> Problem to work on
From the listing, collect all lines containing the word "that".

> Data section
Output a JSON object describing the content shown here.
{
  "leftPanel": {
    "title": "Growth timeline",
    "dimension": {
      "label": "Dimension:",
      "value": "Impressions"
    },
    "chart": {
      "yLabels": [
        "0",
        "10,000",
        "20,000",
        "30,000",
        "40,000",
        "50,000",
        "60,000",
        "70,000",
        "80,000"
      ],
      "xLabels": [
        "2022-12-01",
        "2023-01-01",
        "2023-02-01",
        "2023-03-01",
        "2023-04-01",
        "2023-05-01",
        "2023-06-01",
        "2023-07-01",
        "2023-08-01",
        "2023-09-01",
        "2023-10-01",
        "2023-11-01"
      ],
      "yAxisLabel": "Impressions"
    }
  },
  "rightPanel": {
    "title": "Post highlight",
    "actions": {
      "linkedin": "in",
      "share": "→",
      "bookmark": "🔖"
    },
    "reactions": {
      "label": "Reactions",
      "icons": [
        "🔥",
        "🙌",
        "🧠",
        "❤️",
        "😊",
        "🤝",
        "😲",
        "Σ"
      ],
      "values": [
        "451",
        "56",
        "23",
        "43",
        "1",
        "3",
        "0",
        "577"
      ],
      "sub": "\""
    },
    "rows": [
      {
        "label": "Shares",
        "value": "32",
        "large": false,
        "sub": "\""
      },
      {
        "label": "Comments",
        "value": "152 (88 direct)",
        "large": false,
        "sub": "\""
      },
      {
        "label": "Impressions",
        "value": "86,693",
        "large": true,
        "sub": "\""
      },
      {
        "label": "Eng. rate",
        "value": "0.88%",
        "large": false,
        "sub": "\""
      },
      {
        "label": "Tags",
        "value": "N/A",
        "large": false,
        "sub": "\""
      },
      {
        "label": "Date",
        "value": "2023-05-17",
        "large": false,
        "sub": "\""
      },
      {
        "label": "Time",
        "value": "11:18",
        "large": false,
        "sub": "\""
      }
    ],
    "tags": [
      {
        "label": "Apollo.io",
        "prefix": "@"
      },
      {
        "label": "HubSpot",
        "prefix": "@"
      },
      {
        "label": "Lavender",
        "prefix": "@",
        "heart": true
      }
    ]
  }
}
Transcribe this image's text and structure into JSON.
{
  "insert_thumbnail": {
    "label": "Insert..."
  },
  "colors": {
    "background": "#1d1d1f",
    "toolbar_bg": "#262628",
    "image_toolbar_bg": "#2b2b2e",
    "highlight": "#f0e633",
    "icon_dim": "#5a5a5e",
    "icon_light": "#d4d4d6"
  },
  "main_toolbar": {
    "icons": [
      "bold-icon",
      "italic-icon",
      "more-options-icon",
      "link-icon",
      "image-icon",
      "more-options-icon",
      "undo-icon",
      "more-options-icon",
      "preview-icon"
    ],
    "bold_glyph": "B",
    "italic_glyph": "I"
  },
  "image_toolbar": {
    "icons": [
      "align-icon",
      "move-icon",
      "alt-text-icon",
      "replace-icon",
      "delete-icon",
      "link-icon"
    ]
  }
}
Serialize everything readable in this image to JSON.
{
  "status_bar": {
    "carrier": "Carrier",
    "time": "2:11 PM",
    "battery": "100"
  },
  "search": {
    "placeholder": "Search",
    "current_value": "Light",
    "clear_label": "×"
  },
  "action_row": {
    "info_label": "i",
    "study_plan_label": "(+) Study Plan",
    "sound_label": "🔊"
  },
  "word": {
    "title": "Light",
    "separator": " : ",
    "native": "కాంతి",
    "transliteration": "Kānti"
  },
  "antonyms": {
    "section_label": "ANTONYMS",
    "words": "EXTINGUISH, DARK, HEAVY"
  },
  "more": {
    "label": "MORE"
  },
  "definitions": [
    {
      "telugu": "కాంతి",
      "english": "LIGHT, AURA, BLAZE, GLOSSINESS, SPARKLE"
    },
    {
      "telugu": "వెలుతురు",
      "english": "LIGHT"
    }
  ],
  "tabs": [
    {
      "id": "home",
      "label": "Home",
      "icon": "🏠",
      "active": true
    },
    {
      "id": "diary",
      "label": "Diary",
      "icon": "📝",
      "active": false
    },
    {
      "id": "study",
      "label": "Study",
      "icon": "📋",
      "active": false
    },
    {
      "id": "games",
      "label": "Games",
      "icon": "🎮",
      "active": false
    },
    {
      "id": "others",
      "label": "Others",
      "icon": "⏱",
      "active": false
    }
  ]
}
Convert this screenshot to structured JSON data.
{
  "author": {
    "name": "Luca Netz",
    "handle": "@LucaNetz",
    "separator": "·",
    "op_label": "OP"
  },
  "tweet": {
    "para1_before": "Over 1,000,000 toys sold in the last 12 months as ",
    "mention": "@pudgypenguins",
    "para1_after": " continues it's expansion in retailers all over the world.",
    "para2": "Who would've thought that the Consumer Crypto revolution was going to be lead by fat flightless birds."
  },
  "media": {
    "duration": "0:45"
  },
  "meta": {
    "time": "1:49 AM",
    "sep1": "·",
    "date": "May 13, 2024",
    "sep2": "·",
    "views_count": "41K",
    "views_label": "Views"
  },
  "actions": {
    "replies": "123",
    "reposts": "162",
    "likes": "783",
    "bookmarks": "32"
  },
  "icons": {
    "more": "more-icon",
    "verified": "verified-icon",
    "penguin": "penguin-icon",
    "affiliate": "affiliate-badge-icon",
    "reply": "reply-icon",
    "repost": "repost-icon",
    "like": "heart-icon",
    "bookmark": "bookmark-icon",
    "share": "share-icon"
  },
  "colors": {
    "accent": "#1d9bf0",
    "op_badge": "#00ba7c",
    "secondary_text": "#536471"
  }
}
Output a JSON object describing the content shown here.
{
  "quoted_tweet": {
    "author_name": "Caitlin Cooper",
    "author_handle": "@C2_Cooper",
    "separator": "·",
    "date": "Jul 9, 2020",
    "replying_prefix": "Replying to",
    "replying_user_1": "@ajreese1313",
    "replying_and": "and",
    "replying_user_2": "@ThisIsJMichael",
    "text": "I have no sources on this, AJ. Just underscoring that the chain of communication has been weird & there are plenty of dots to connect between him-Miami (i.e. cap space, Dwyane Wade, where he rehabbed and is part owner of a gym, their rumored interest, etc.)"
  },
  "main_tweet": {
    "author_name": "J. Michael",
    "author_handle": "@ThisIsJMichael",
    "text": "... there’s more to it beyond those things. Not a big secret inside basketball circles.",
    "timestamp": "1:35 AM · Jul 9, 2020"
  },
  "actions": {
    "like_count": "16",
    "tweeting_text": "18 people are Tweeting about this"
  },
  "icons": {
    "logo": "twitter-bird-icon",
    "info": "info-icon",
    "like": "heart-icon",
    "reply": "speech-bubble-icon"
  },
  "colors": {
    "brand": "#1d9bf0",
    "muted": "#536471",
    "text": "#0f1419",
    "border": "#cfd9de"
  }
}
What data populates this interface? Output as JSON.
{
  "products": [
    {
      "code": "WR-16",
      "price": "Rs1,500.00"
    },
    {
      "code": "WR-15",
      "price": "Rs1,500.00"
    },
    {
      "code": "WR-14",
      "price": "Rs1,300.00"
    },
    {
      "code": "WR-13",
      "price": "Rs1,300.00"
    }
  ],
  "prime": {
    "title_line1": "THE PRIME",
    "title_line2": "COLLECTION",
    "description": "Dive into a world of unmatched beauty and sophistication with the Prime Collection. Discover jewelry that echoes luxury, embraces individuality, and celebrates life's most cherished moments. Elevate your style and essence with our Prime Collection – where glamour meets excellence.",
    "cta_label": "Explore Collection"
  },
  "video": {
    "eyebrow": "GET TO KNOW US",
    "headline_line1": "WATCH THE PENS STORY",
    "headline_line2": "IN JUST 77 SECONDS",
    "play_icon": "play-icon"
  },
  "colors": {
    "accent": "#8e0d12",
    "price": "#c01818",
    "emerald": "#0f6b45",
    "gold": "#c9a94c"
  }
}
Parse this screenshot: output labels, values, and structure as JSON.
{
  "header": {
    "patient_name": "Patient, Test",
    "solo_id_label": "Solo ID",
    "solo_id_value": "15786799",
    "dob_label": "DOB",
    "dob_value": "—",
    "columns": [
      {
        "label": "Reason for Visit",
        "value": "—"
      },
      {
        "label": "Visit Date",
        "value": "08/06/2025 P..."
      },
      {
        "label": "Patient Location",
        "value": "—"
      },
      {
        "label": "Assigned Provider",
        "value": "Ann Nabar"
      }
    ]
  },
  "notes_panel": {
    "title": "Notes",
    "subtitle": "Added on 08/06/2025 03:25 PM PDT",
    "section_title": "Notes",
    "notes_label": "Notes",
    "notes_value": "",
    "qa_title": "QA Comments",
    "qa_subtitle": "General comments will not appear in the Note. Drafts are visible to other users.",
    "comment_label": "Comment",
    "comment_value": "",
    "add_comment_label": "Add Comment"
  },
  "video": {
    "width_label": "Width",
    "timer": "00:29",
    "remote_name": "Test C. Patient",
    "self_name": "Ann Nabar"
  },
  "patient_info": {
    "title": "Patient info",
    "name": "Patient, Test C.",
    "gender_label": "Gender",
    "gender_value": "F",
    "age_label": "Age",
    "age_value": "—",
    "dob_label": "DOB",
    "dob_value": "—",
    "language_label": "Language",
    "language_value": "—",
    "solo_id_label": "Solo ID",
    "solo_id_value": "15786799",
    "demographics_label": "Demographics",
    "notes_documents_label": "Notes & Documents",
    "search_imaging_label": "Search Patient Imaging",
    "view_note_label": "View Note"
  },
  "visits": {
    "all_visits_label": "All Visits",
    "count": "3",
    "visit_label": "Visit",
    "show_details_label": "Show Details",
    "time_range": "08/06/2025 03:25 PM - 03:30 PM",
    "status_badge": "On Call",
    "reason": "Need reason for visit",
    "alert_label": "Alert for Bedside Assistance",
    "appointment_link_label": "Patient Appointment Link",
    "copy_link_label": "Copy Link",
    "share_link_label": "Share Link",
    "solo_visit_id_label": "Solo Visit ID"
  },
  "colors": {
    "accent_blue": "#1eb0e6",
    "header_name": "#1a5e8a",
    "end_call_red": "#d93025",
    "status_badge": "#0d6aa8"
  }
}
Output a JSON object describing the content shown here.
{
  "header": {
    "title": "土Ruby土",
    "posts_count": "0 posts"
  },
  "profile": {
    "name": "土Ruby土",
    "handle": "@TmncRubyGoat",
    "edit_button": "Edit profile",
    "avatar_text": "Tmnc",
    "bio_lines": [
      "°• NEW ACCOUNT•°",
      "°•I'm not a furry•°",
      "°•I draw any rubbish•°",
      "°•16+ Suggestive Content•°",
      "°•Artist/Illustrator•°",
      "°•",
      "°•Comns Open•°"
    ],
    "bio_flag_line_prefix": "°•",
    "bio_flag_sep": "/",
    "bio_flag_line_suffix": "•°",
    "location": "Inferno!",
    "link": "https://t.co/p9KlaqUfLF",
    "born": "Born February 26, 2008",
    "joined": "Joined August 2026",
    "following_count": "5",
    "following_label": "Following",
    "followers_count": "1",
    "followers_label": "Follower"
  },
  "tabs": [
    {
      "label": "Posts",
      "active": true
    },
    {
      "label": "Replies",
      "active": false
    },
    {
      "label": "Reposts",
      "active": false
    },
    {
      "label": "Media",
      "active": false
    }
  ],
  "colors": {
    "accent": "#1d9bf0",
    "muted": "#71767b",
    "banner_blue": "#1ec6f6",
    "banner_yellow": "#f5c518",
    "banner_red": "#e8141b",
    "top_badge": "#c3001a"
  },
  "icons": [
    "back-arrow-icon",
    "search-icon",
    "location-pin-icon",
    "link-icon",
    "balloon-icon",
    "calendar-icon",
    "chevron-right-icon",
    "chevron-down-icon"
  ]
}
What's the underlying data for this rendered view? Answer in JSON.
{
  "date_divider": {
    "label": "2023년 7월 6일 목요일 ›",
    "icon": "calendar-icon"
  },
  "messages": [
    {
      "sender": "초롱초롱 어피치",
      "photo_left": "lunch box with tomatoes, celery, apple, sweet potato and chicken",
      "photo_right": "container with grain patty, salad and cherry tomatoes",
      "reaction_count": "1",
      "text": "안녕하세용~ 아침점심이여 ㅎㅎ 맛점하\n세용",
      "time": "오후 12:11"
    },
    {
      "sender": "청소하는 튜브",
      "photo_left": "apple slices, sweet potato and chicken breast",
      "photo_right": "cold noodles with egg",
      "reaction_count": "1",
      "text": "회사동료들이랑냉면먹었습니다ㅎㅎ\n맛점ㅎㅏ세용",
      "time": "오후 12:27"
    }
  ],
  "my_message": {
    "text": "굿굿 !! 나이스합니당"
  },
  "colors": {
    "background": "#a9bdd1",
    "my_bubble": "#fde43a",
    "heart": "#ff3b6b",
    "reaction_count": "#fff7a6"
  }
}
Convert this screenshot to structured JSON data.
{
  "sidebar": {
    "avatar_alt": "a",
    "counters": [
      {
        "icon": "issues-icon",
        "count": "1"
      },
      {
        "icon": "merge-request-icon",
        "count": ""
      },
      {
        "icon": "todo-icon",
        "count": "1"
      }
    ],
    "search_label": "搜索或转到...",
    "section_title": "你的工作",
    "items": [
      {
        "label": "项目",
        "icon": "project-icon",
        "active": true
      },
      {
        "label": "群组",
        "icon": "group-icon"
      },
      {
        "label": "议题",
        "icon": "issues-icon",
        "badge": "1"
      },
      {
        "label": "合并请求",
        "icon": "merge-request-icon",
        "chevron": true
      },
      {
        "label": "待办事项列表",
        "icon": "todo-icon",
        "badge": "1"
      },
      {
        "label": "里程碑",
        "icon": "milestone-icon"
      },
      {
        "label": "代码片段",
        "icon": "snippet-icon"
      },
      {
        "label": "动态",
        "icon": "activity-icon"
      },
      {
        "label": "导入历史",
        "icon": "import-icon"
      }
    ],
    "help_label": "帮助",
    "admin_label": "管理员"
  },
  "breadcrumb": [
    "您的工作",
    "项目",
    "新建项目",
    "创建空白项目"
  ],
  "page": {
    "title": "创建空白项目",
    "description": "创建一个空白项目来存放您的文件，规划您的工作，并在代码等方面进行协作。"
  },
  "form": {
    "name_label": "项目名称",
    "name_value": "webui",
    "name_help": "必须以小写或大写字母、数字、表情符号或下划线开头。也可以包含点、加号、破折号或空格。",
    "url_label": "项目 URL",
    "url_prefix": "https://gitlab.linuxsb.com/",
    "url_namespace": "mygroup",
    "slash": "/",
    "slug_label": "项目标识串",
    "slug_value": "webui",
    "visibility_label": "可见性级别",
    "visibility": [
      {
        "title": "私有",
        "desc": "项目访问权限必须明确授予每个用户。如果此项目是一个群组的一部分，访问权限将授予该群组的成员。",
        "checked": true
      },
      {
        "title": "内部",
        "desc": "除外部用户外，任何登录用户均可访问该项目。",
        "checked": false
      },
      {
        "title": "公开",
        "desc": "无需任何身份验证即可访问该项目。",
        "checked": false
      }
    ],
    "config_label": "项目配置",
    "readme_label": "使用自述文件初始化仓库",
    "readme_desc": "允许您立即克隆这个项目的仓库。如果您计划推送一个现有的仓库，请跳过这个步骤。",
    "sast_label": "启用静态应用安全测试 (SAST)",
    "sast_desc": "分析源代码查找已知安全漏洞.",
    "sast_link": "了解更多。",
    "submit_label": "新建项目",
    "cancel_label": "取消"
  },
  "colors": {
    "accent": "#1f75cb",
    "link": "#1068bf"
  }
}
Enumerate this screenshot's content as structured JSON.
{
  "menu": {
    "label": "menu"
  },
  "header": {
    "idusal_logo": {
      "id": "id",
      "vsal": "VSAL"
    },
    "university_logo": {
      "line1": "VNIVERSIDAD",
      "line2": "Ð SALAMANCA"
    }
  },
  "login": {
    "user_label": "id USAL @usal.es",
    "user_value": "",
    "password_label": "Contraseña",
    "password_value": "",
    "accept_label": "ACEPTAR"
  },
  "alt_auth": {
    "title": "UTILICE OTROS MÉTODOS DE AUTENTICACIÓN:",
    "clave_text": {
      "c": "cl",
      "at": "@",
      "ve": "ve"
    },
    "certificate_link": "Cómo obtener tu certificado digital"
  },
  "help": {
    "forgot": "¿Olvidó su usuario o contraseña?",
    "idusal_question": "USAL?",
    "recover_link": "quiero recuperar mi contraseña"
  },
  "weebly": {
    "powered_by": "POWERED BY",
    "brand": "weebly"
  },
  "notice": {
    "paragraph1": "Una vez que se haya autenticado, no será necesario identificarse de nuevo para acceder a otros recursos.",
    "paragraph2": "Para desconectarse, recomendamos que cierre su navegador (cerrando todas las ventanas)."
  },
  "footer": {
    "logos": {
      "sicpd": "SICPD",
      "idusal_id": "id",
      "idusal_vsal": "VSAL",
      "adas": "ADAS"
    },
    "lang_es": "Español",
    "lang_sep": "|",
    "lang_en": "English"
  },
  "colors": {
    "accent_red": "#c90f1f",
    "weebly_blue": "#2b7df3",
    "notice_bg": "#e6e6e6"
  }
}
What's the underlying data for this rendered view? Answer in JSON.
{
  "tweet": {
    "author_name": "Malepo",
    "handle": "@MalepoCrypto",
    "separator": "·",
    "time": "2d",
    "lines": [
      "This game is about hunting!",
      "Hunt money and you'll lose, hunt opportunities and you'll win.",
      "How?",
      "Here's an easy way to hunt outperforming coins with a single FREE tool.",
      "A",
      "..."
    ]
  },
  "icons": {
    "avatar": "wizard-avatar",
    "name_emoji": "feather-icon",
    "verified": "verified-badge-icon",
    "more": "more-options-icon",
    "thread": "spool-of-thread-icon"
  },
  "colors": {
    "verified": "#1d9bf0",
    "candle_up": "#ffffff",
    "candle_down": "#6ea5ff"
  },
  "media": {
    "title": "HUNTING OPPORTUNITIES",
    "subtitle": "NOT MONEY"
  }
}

> Problem solution
    "para2": "Who would've thought that the Consumer Crypto revolution was going to be lead by fat flightless birds."
    "text": "I have no sources on this, AJ. Just underscoring that the chain of communication has been weird & there are plenty of dots to connect between him-Miami (i.e. cap space, Dwyane Wade, where he rehabbed and is part owner of a gym, their rumored interest, etc.)"
    "description": "Dive into a world of unmatched beauty and sophistication with the Prime Collection. Discover jewelry that echoes luxury, embraces individuality, and celebrates life's most cherished moments. Elevate your style and essence with our Prime Collection – where glamour meets excellence.",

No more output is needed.